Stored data
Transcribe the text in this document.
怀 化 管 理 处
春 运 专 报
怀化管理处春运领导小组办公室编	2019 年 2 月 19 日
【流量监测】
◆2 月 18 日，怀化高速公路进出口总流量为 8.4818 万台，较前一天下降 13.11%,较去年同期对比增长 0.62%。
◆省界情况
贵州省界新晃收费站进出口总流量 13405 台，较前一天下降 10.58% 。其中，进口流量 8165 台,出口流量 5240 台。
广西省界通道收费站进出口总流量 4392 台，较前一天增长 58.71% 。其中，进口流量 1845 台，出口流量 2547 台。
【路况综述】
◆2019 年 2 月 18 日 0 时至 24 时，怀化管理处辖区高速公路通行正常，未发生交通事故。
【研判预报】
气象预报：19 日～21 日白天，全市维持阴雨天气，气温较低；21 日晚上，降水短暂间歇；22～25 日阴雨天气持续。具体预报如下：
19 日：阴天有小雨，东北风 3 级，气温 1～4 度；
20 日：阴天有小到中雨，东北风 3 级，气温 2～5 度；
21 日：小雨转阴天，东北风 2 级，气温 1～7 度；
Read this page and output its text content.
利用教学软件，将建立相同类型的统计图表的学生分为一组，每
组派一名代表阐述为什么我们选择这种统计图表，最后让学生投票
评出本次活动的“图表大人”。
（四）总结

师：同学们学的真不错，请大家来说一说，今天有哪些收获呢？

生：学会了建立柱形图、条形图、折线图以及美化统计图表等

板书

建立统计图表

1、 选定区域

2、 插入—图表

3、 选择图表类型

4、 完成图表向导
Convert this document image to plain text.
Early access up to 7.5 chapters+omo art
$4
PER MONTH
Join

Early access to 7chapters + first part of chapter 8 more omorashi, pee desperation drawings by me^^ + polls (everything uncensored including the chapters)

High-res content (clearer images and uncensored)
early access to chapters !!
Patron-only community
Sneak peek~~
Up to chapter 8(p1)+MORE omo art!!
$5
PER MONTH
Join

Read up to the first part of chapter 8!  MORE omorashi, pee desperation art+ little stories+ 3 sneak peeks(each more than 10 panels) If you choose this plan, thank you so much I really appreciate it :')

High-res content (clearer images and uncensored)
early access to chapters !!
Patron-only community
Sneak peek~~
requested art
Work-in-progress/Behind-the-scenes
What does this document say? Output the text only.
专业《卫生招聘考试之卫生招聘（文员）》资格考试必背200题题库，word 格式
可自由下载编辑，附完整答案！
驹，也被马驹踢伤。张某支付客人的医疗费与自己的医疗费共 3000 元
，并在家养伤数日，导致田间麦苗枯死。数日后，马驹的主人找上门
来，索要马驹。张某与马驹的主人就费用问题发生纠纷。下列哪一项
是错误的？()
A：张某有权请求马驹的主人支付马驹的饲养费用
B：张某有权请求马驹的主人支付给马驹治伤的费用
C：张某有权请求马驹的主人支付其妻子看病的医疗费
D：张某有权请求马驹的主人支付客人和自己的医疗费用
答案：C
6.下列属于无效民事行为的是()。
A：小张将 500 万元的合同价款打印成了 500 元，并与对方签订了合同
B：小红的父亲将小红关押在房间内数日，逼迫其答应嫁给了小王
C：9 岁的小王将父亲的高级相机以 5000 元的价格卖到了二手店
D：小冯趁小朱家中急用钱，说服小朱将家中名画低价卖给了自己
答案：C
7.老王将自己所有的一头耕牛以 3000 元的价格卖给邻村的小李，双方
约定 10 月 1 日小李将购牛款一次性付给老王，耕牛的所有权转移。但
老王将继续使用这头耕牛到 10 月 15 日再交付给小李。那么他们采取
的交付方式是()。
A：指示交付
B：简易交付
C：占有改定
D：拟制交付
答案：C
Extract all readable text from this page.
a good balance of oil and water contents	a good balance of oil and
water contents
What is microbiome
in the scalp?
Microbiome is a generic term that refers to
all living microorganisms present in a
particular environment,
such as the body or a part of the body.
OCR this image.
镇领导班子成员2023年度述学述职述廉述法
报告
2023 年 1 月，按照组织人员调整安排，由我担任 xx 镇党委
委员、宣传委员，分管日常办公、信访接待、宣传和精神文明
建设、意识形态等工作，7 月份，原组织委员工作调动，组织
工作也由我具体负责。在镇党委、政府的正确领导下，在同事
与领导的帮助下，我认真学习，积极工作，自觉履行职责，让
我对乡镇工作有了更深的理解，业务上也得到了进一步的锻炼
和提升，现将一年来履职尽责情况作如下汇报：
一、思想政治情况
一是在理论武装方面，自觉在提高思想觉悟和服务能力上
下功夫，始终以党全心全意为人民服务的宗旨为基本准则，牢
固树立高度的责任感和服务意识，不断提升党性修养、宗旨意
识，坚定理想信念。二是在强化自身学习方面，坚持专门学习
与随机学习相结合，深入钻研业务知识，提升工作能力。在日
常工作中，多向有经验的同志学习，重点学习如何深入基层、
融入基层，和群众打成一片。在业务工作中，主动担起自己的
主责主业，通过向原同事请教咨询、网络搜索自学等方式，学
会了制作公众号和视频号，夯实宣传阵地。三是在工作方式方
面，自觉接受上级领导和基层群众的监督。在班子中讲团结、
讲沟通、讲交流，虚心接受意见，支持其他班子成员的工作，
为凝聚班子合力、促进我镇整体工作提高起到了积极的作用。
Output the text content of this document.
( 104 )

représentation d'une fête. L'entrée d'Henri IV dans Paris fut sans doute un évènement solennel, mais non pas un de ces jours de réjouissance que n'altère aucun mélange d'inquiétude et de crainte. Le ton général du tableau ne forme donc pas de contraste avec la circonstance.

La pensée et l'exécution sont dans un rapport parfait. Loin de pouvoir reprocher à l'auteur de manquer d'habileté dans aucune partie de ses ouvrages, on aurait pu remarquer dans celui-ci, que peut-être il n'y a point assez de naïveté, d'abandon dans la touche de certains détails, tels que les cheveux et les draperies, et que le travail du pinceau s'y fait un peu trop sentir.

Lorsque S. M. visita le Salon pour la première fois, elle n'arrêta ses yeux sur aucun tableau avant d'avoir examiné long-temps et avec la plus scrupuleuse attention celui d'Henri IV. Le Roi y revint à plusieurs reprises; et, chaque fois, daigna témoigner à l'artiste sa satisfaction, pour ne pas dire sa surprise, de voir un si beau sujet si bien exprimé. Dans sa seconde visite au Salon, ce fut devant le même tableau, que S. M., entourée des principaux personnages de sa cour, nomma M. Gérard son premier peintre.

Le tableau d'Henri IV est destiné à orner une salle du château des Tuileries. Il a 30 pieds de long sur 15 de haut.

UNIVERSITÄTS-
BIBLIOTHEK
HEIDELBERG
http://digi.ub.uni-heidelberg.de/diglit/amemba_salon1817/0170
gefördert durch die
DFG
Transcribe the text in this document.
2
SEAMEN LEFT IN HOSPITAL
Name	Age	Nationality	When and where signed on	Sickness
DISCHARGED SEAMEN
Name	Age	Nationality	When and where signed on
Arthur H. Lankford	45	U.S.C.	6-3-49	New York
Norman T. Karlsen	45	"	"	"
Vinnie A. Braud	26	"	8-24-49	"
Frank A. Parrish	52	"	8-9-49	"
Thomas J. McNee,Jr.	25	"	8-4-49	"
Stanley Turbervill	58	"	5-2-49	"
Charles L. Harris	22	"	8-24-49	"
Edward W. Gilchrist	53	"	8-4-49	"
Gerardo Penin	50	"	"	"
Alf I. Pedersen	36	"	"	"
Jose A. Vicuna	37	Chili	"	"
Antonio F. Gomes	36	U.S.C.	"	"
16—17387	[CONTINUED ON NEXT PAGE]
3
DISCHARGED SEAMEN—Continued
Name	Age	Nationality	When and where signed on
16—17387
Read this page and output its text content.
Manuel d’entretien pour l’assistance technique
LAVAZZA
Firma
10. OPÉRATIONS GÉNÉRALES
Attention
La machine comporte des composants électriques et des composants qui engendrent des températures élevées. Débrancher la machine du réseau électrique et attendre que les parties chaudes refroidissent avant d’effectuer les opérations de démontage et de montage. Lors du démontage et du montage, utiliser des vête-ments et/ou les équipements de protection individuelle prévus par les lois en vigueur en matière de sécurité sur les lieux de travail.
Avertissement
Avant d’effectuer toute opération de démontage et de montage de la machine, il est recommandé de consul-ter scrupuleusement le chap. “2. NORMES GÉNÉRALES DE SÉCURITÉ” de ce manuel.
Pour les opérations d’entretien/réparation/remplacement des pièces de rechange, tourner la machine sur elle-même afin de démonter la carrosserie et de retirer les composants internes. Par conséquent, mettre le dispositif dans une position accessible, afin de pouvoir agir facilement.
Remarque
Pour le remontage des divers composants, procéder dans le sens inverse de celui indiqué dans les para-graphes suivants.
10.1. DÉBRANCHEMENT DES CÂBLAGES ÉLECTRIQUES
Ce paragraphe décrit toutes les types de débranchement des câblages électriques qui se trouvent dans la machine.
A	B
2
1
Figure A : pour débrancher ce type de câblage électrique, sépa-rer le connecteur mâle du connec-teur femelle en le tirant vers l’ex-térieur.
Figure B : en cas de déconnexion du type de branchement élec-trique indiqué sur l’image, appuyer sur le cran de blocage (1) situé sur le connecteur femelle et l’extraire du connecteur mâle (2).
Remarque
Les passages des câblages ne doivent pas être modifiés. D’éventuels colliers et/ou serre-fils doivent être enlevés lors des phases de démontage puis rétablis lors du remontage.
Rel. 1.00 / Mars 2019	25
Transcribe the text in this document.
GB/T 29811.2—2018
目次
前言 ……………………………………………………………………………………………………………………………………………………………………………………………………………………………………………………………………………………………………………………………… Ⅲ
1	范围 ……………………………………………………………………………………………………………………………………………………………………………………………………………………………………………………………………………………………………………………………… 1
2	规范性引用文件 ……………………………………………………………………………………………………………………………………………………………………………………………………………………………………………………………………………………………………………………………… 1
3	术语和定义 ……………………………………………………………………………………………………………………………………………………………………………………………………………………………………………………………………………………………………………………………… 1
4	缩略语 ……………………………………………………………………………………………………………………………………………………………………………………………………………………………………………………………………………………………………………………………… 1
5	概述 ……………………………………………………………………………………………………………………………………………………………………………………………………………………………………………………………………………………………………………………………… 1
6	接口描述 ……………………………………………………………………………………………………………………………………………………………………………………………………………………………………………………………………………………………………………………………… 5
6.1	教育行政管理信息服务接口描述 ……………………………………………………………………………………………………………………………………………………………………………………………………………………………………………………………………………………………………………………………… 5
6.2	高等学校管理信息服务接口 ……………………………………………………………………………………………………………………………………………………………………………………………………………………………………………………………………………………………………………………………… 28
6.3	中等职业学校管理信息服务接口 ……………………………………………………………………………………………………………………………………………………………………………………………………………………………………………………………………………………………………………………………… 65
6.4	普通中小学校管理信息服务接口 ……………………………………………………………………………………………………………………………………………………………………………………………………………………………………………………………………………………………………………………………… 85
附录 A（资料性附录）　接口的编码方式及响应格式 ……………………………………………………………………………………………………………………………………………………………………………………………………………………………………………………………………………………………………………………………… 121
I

Written instruction:
Return every line above that contains the word "较前一天下降".

Answer:
◆2 月 18 日，怀化高速公路进出口总流量为 8.4818 万台，较前一天下降 13.11%,较去年同期对比增长 0.62%。
贵州省界新晃收费站进出口总流量 13405 台，较前一天下降 10.58% 。其中，进口流量 8165 台,出口流量 5240 台。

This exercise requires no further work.